--- Start ---

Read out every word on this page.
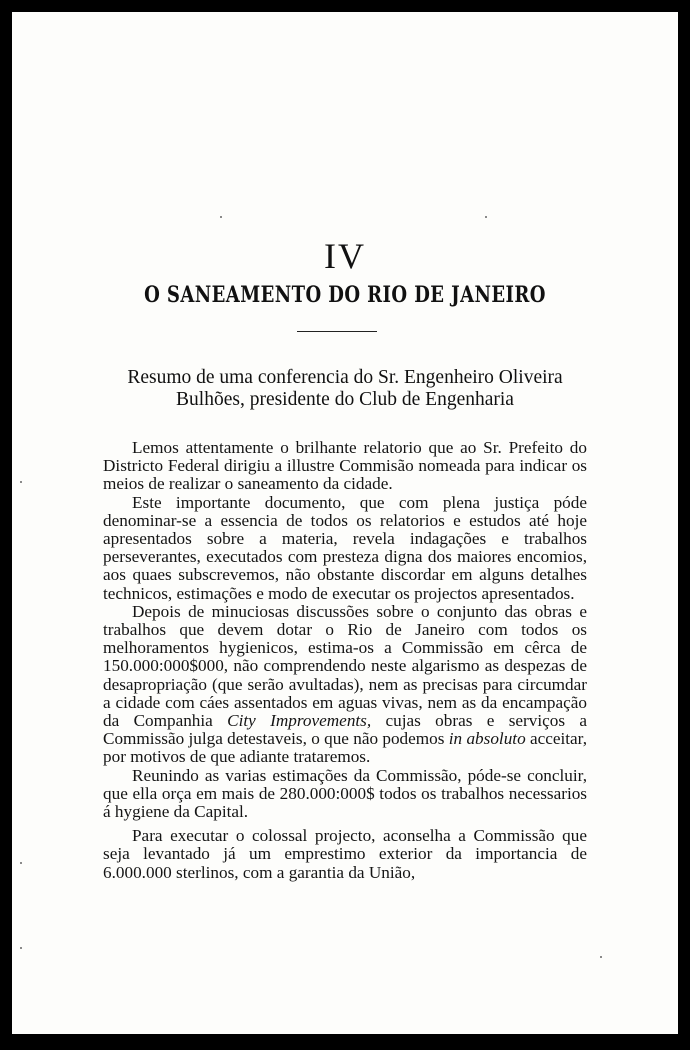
IV
O SANEAMENTO DO RIO DE JANEIRO
Resumo de uma conferencia do Sr. Engenheiro Oliveira
Bulhões, presidente do Club de Engenharia

Lemos attentamente o brilhante relatorio que ao Sr. Prefeito do Districto Federal dirigiu a illustre Commisão nomeada para indicar os meios de realizar o saneamento da cidade.

Este importante documento, que com plena justiça póde denominar-se a essencia de todos os relatorios e estudos até hoje apresentados sobre a materia, revela indagações e trabalhos perseverantes, executados com presteza digna dos maiores encomios, aos quaes subscrevemos, não obstante discordar em alguns detalhes technicos, estimações e modo de executar os projectos apresentados.

Depois de minuciosas discussões sobre o conjunto das obras e trabalhos que devem dotar o Rio de Janeiro com todos os melhoramentos hygienicos, estima-os a Commissão em cêrca de 150.000:000$000, não comprendendo neste algarismo as despezas de desapropriação (que serão avultadas), nem as precisas para circumdar a cidade com cáes assentados em aguas vivas, nem as da encampação da Companhia City Improvements, cujas obras e serviços a Commissão julga detestaveis, o que não podemos in absoluto acceitar, por motivos de que adiante trataremos.

Reunindo as varias estimações da Commissão, póde-se concluir, que ella orça em mais de 280.000:000$ todos os trabalhos necessarios á hygiene da Capital.

Para executar o colossal projecto, aconselha a Commissão que seja levantado já um emprestimo exterior da importancia de 6.000.000 sterlinos, com a garantia da União,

--- End ---

TASK
From the material above, reproduce everything verbatim except the pictures.

SOLUTION FOR THIS TASK
Read out every word on this page.
IV
O SANEAMENTO DO RIO DE JANEIRO
Resumo de uma conferencia do Sr. Engenheiro Oliveira
Bulhões, presidente do Club de Engenharia

Lemos attentamente o brilhante relatorio que ao Sr. Prefeito do Districto Federal dirigiu a illustre Commisão nomeada para indicar os meios de realizar o saneamento da cidade.

Este importante documento, que com plena justiça póde denominar-se a essencia de todos os relatorios e estudos até hoje apresentados sobre a materia, revela indagações e trabalhos perseverantes, executados com presteza digna dos maiores encomios, aos quaes subscrevemos, não obstante discordar em alguns detalhes technicos, estimações e modo de executar os projectos apresentados.

Depois de minuciosas discussões sobre o conjunto das obras e trabalhos que devem dotar o Rio de Janeiro com todos os melhoramentos hygienicos, estima-os a Commissão em cêrca de 150.000:000$000, não comprendendo neste algarismo as despezas de desapropriação (que serão avultadas), nem as precisas para circumdar a cidade com cáes assentados em aguas vivas, nem as da encampação da Companhia City Improvements, cujas obras e serviços a Commissão julga detestaveis, o que não podemos in absoluto acceitar, por motivos de que adiante trataremos.

Reunindo as varias estimações da Commissão, póde-se concluir, que ella orça em mais de 280.000:000$ todos os trabalhos necessarios á hygiene da Capital.

Para executar o colossal projecto, aconselha a Commissão que seja levantado já um emprestimo exterior da importancia de 6.000.000 sterlinos, com a garantia da União,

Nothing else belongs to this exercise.